YOUR OBJECTIVE:
Copy every line of the entries that includes the word "Halftone".

(Dataset records)
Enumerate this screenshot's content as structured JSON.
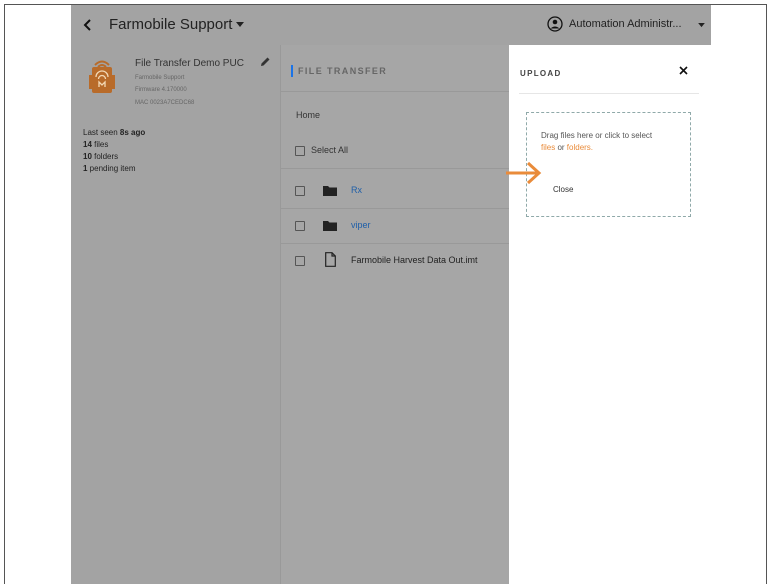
{
  "header": {
    "title": "Farmobile Support",
    "user_name": "Automation Administr..."
  },
  "device": {
    "name": "File Transfer Demo PUC",
    "org": "Farmobile Support",
    "firmware": "Firmware 4.170000",
    "mac": "MAC 0023A7CEDC68"
  },
  "stats": {
    "last_seen_prefix": "Last seen ",
    "last_seen_value": "8s ago",
    "files_count": "14",
    "files_label": " files",
    "folders_count": "10",
    "folders_label": " folders",
    "pending_count": "1",
    "pending_label": " pending item"
  },
  "file_transfer": {
    "title": "FILE TRANSFER",
    "breadcrumb": "Home",
    "select_all": "Select All",
    "items": [
      {
        "name": "Rx",
        "type": "folder"
      },
      {
        "name": "viper",
        "type": "folder"
      },
      {
        "name": "Farmobile Harvest Data Out.imt",
        "type": "file"
      }
    ]
  },
  "upload": {
    "title": "UPLOAD",
    "drop_text": "Drag files here or click to select",
    "files_link": "files",
    "or_text": " or ",
    "folders_link": "folders.",
    "close_label": "Close"
  },
  "colors": {
    "accent_orange": "#e98b3a",
    "link_blue": "#1f5fa8",
    "overlay_gray": "#a6a6a6"
  },
  "icons": {
    "back": "chevron-left-icon",
    "caret": "caret-down-icon",
    "user": "user-circle-icon",
    "edit": "pencil-icon",
    "folder": "folder-icon",
    "file": "file-icon",
    "close": "close-icon",
    "annotation": "arrow-right-icon"
  }
}
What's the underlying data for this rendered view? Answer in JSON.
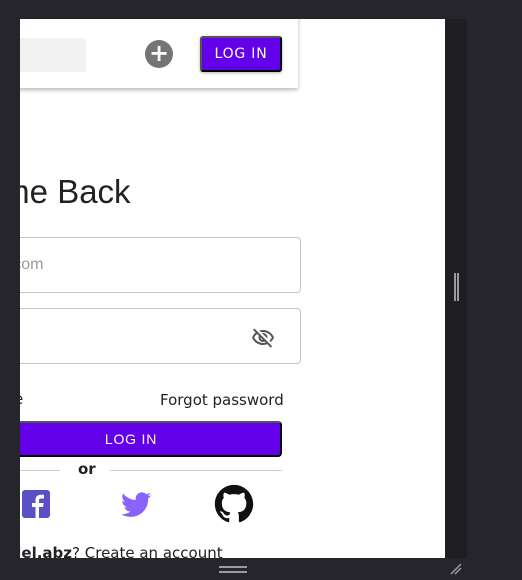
{
  "topbar": {
    "search_placeholder": "",
    "add_symbol": "+",
    "login_label": "LOG IN"
  },
  "form": {
    "title": "lcome Back",
    "email_value": "abz.com",
    "password_value": "",
    "remember_label": "e",
    "forgot_label": "Forgot password",
    "login_label": "LOG IN",
    "or_label": "or"
  },
  "footer": {
    "username": "ndel.abz",
    "question": "? Create an account"
  },
  "colors": {
    "primary": "#6200ea",
    "twitter": "#8a63ff",
    "facebook": "#5a4fc4"
  },
  "icons": {
    "add": "plus-circle-icon",
    "eye": "eye-off-icon",
    "facebook": "facebook-icon",
    "twitter": "twitter-icon",
    "github": "github-icon"
  }
}
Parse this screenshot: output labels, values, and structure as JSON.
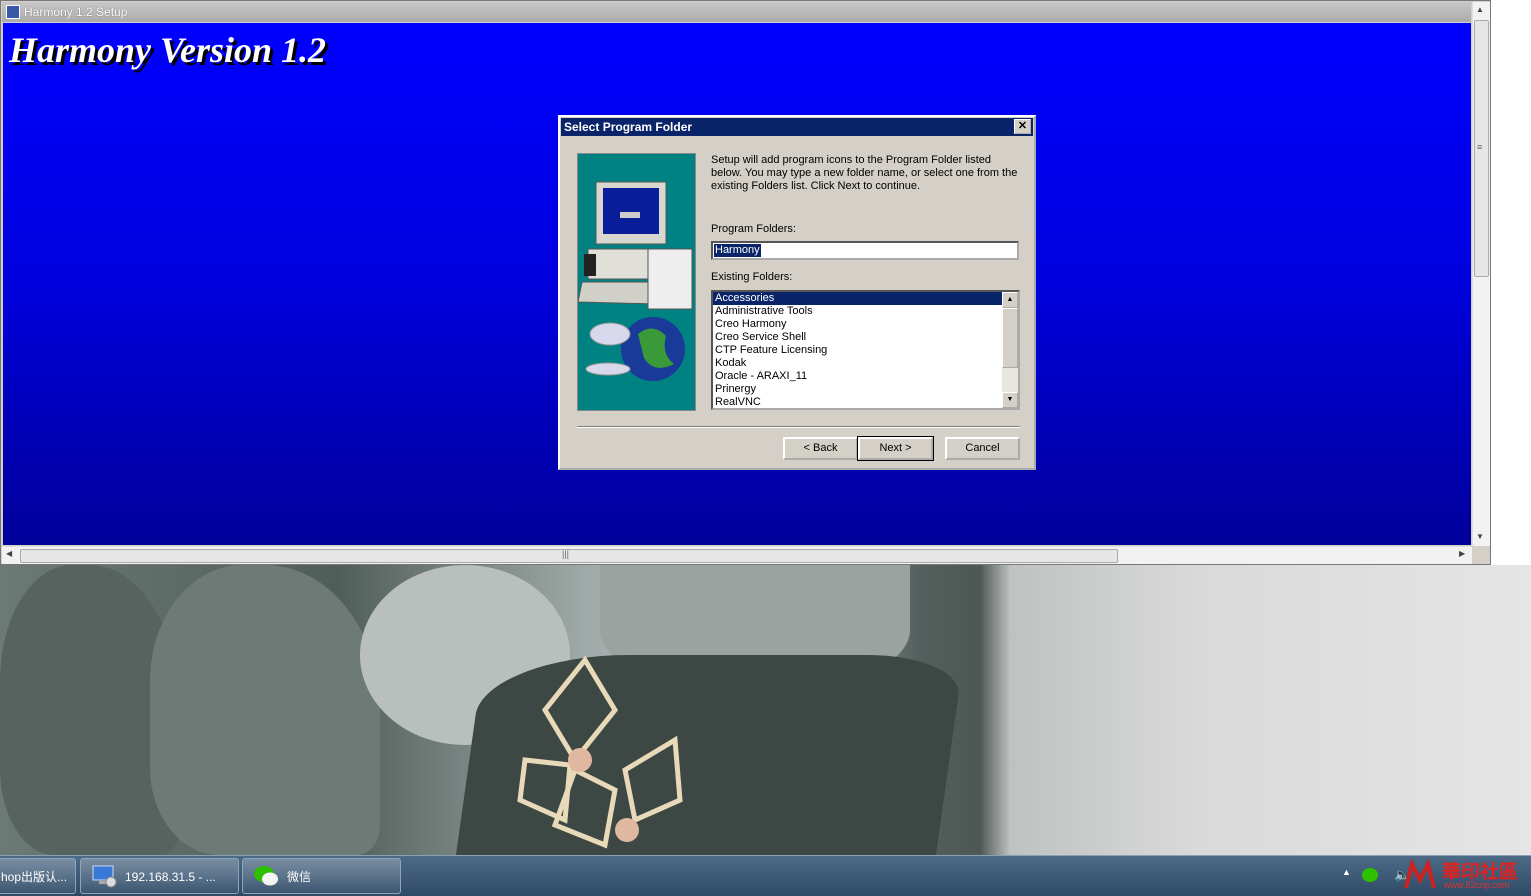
{
  "window": {
    "title": "Harmony 1.2 Setup",
    "banner": "Harmony Version 1.2"
  },
  "dialog": {
    "title": "Select Program Folder",
    "close": "✕",
    "intro": "Setup will add program icons to the Program Folder listed below. You may type a new folder name, or select one from the existing Folders list.  Click Next to continue.",
    "program_folders_label": "Program Folders:",
    "program_folder_value": "Harmony",
    "existing_folders_label": "Existing Folders:",
    "existing_folders": [
      "Accessories",
      "Administrative Tools",
      "Creo Harmony",
      "Creo Service Shell",
      "CTP Feature Licensing",
      "Kodak",
      "Oracle - ARAXI_11",
      "Prinergy",
      "RealVNC"
    ],
    "selected_folder": "Accessories",
    "buttons": {
      "back": "< Back",
      "next": "Next >",
      "cancel": "Cancel"
    }
  },
  "taskbar": {
    "items": [
      {
        "label": "hop出版认..."
      },
      {
        "label": "192.168.31.5 - ..."
      },
      {
        "label": "微信"
      }
    ],
    "tray_up": "▲",
    "volume": "🔈"
  },
  "watermark": {
    "text": "華印社區",
    "sub": "www.52cnp.com"
  },
  "colors": {
    "banner_top": "#0000ff",
    "banner_bottom": "#00009a",
    "dialog_title": "#0a246a",
    "dialog_face": "#d4d0c8",
    "art_teal": "#008282"
  }
}
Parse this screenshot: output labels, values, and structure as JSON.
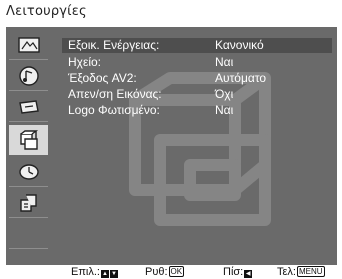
{
  "title": "Λειτουργίες",
  "menu_items": [
    {
      "label": "Εξοικ. Ενέργειας:",
      "value": "Κανονικό",
      "selected": true
    },
    {
      "label": "Ηχείο:",
      "value": "Ναι",
      "selected": false
    },
    {
      "label": "Έξοδος AV2:",
      "value": "Αυτόματο",
      "selected": false
    },
    {
      "label": "Απεν/ση Εικόνας:",
      "value": "Όχι",
      "selected": false
    },
    {
      "label": "Logo Φωτισμένο:",
      "value": "Ναι",
      "selected": false
    }
  ],
  "sidebar_tabs": [
    {
      "icon": "picture-icon",
      "active": false
    },
    {
      "icon": "sound-icon",
      "active": false
    },
    {
      "icon": "screen-icon",
      "active": false
    },
    {
      "icon": "features-icon",
      "active": true
    },
    {
      "icon": "setup-icon",
      "active": false
    },
    {
      "icon": "pc-icon",
      "active": false
    },
    {
      "icon": "",
      "active": false
    }
  ],
  "footer": {
    "select_label": "Επιλ.:",
    "adjust_label": "Ρυθ:",
    "adjust_key": "OK",
    "back_label": "Πίσ:",
    "exit_label": "Τελ:",
    "exit_key": "MENU"
  },
  "colors": {
    "panel": "#6a6a6a",
    "selected_row": "#4e4e4e",
    "active_tab": "#d9d9d9",
    "text": "#ffffff"
  }
}
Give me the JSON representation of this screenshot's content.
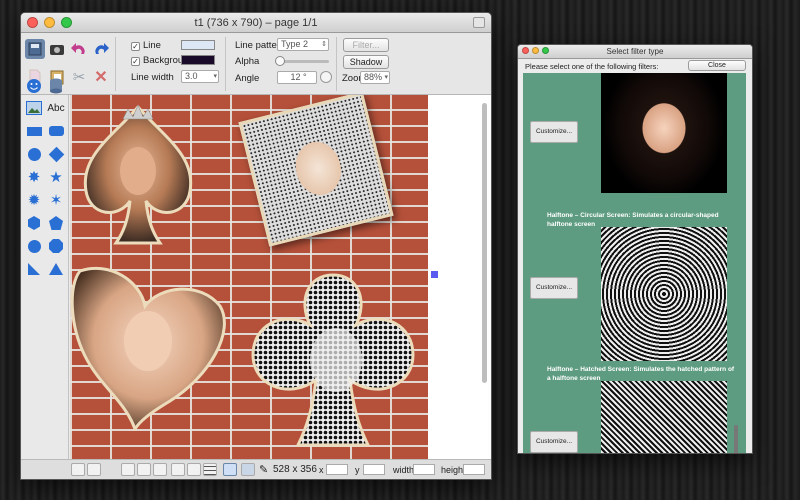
{
  "main_window": {
    "title": "t1 (736 x 790) – page 1/1",
    "toolbar": {
      "line_label": "Line",
      "background_label": "Background",
      "line_width_label": "Line width",
      "line_width_value": "3.0",
      "line_pattern_label": "Line pattern",
      "line_pattern_value": "Type 2",
      "alpha_label": "Alpha",
      "angle_label": "Angle",
      "angle_value": "12 °",
      "filter_button": "Filter...",
      "shadow_button": "Shadow",
      "zoom_label": "Zoom",
      "zoom_value": "88%",
      "abc_label": "Abc",
      "colors": {
        "line": "#dde6f4",
        "background": "#1a0a2a"
      }
    },
    "statusbar": {
      "size_text": "528 x 356",
      "x_label": "x",
      "y_label": "y",
      "width_label": "width",
      "height_label": "height"
    }
  },
  "filter_window": {
    "title": "Select filter type",
    "prompt": "Please select one of the following filters:",
    "close_button": "Close",
    "items": [
      {
        "button": "Customize...",
        "description": ""
      },
      {
        "button": "Customize...",
        "description": "Halftone – Circular Screen: Simulates a circular-shaped halftone screen"
      },
      {
        "button": "Customize...",
        "description": "Halftone – Hatched Screen: Simulates the hatched pattern of a halftone screen"
      }
    ],
    "list_color": "#5e9c82"
  }
}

ANSWER TO THIS EXERCISE:
        "description": "Halftone – Circular Screen: Simulates a circular-shaped halftone screen"
        "description": "Halftone – Hatched Screen: Simulates the hatched pattern of a halftone screen"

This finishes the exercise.